>> BEGIN LISTED RECORDS

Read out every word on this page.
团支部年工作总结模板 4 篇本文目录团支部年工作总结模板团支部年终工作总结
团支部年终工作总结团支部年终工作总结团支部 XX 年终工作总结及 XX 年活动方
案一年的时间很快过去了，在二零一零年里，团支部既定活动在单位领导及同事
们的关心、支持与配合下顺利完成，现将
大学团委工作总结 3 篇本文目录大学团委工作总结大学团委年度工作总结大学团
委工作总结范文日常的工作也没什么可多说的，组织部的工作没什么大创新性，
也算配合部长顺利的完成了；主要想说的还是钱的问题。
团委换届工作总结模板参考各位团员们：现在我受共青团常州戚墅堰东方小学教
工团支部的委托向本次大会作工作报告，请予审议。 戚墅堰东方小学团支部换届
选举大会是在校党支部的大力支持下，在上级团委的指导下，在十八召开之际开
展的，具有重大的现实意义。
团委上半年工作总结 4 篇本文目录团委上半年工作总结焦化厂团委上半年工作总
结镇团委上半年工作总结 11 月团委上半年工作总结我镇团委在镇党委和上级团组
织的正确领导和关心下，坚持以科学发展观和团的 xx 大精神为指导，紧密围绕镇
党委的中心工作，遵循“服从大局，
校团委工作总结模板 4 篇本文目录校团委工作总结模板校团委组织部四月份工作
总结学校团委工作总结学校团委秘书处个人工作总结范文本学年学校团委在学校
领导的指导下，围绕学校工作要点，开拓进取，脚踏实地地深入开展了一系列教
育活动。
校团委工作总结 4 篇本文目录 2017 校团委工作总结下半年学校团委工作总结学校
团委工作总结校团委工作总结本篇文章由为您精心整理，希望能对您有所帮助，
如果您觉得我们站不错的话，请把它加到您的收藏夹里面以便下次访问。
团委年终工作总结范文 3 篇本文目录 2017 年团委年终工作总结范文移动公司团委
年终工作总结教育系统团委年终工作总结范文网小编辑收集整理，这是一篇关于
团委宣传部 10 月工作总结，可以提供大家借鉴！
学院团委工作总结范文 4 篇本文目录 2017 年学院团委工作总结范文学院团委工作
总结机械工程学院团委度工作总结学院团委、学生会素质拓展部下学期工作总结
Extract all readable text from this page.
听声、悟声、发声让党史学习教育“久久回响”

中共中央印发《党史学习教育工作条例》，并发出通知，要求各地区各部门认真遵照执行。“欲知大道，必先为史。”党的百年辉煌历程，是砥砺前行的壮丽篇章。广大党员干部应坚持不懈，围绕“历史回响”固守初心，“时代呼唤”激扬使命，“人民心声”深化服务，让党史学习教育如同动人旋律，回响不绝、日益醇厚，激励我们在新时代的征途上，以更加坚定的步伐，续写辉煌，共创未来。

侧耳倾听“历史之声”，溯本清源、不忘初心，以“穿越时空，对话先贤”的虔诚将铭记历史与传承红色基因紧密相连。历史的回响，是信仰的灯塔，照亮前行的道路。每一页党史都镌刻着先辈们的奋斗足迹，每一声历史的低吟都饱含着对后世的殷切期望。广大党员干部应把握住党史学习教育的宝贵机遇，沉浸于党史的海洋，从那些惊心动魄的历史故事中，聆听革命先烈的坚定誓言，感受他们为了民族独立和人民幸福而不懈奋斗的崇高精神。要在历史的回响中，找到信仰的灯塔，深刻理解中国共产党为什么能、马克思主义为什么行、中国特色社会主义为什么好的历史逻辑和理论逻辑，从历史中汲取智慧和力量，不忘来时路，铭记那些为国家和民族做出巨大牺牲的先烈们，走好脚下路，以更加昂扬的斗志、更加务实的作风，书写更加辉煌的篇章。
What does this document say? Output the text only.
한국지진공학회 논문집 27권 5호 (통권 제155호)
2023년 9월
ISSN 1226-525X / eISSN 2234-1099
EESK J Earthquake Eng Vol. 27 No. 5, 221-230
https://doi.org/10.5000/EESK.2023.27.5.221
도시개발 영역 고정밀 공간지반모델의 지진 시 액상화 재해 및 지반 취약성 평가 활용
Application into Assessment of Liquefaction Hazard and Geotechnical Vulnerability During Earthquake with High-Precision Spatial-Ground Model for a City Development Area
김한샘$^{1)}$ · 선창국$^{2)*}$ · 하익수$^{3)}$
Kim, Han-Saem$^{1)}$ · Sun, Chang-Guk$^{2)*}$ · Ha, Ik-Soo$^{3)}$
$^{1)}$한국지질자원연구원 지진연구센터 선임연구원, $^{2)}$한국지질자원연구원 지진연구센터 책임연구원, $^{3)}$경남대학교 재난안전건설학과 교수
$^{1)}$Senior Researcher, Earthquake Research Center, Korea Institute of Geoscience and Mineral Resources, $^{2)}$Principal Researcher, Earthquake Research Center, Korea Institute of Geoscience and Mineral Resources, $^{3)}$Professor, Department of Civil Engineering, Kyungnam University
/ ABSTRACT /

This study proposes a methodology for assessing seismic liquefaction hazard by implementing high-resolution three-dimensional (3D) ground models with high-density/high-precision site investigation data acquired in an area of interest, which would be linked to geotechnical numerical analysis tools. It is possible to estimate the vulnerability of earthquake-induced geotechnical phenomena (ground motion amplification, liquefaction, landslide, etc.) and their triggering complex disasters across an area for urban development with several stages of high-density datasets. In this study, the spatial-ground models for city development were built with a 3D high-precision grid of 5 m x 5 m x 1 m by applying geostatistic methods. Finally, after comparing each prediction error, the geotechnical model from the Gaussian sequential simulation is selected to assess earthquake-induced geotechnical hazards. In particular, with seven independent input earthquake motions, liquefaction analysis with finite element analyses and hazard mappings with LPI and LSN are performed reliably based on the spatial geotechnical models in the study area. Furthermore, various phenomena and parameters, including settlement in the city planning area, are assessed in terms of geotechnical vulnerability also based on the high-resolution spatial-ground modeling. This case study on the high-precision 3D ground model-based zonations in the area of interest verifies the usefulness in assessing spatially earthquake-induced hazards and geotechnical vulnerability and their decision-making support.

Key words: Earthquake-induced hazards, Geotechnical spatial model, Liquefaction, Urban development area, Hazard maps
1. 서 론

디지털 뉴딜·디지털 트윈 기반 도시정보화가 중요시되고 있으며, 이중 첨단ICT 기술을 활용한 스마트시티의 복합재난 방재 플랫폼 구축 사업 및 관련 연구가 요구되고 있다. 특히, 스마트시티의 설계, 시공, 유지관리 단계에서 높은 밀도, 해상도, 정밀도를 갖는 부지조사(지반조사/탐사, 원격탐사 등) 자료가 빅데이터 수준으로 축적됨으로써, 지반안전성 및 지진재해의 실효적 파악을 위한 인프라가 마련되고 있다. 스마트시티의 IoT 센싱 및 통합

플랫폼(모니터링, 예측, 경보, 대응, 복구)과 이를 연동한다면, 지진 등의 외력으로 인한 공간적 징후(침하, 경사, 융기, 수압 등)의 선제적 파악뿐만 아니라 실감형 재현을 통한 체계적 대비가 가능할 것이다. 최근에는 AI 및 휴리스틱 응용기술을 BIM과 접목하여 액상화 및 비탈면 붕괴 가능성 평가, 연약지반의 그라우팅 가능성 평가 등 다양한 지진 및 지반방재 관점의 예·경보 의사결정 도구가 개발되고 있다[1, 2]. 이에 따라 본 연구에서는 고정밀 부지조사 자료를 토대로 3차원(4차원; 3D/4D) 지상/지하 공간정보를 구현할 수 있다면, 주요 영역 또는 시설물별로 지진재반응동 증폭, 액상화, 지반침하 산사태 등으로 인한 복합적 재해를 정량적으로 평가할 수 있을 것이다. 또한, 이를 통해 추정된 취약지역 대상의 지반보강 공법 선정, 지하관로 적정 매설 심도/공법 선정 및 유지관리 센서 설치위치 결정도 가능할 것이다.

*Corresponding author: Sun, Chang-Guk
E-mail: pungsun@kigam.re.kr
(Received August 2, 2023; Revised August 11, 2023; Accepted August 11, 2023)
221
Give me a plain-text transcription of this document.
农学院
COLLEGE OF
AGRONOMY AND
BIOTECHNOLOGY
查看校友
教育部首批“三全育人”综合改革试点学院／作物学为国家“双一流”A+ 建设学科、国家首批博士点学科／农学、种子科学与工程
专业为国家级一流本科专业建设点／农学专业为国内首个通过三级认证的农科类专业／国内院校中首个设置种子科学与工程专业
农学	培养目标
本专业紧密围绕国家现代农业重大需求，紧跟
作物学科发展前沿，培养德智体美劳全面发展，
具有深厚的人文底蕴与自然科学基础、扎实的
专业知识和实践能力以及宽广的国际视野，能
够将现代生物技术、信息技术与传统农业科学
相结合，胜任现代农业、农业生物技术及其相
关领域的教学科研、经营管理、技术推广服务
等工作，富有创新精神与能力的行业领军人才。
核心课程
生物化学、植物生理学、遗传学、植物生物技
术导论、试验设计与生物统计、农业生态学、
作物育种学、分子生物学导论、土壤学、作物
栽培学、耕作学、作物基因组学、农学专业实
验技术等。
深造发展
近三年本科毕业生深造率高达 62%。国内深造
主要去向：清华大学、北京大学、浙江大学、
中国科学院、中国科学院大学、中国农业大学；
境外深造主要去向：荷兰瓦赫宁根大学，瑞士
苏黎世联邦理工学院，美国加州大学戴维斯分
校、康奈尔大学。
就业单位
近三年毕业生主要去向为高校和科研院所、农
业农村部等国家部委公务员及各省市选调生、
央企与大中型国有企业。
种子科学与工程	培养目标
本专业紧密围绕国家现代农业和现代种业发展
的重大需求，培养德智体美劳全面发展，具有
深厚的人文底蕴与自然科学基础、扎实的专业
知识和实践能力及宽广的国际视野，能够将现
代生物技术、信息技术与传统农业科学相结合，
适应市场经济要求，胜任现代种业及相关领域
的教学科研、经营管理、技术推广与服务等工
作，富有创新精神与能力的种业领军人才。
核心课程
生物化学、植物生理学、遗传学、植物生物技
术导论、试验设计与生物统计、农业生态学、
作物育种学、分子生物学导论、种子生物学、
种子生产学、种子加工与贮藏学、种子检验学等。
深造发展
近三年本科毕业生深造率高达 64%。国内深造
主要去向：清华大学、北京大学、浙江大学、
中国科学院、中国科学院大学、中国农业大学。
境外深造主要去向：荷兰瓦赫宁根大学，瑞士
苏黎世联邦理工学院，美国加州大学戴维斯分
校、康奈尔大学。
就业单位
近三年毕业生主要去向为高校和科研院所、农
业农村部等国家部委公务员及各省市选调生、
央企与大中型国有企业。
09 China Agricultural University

>> END LISTED RECORDS

From the entries, copy out each line containing the word "作物育种学".

CORRECT ANSWER =
作物育种学、分子生物学导论、土壤学、作物
作物育种学、分子生物学导论、种子生物学、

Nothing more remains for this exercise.